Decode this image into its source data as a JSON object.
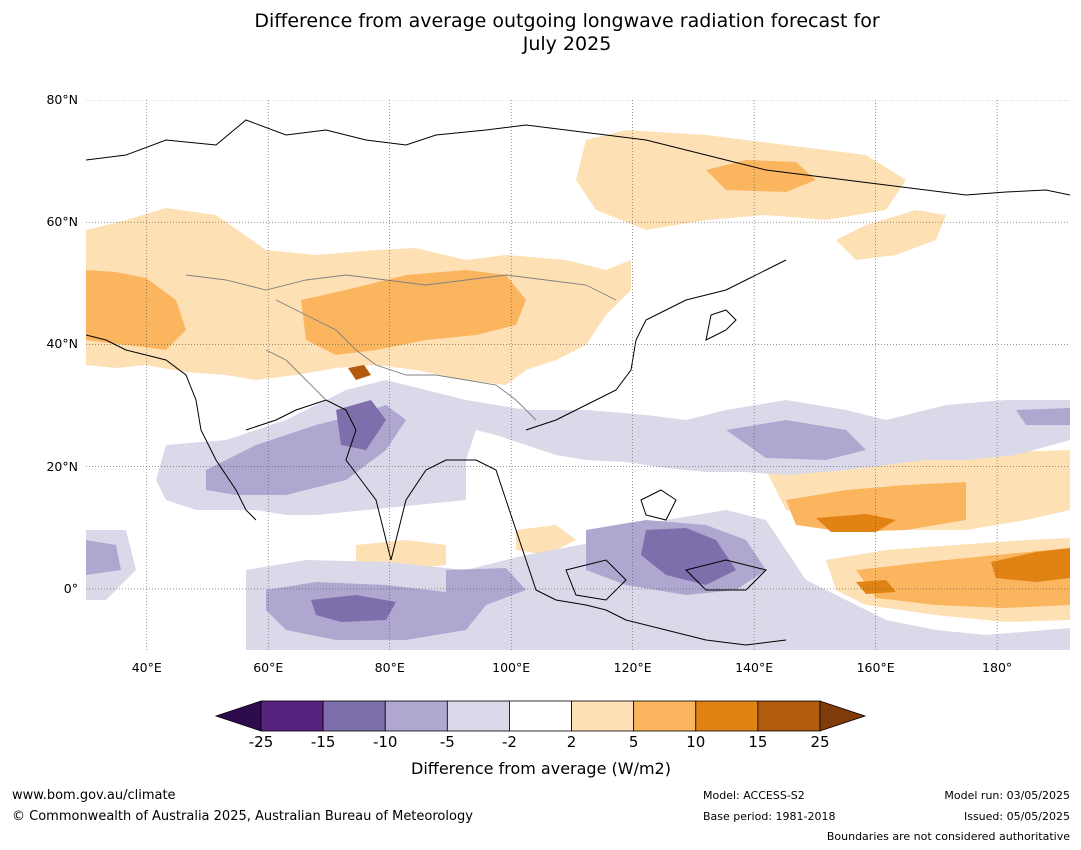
{
  "title": {
    "line1": "Difference from average outgoing longwave radiation forecast for",
    "line2": "July 2025"
  },
  "map": {
    "lat_labels": [
      "80°N",
      "60°N",
      "40°N",
      "20°N",
      "0°"
    ],
    "lon_labels": [
      "40°E",
      "60°E",
      "80°E",
      "100°E",
      "120°E",
      "140°E",
      "160°E",
      "180°"
    ],
    "extent": {
      "lon": [
        30,
        192
      ],
      "lat": [
        -10,
        80
      ]
    }
  },
  "colorbar": {
    "ticks": [
      "-25",
      "-15",
      "-10",
      "-5",
      "-2",
      "2",
      "5",
      "10",
      "15",
      "25"
    ],
    "colors": [
      "#2d0b4e",
      "#572280",
      "#7e6eab",
      "#afa7cf",
      "#d9d9ea",
      "#ffffff",
      "#fee0b5",
      "#fcb55f",
      "#e08214",
      "#b25a0e",
      "#7f3b08"
    ],
    "title": "Difference from average (W/m2)"
  },
  "footer": {
    "website": "www.bom.gov.au/climate",
    "copyright": "© Commonwealth of Australia 2025, Australian Bureau of Meteorology",
    "model": "Model: ACCESS-S2",
    "base_period": "Base period: 1981-2018",
    "model_run": "Model run: 03/05/2025",
    "issued": "Issued: 05/05/2025",
    "disclaimer": "Boundaries are not considered authoritative"
  }
}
#####
Job: Above are the records. Identify each line that contains the word "title".

Exercise response:
  "title": {
    "title": "Difference from average (W/m2)"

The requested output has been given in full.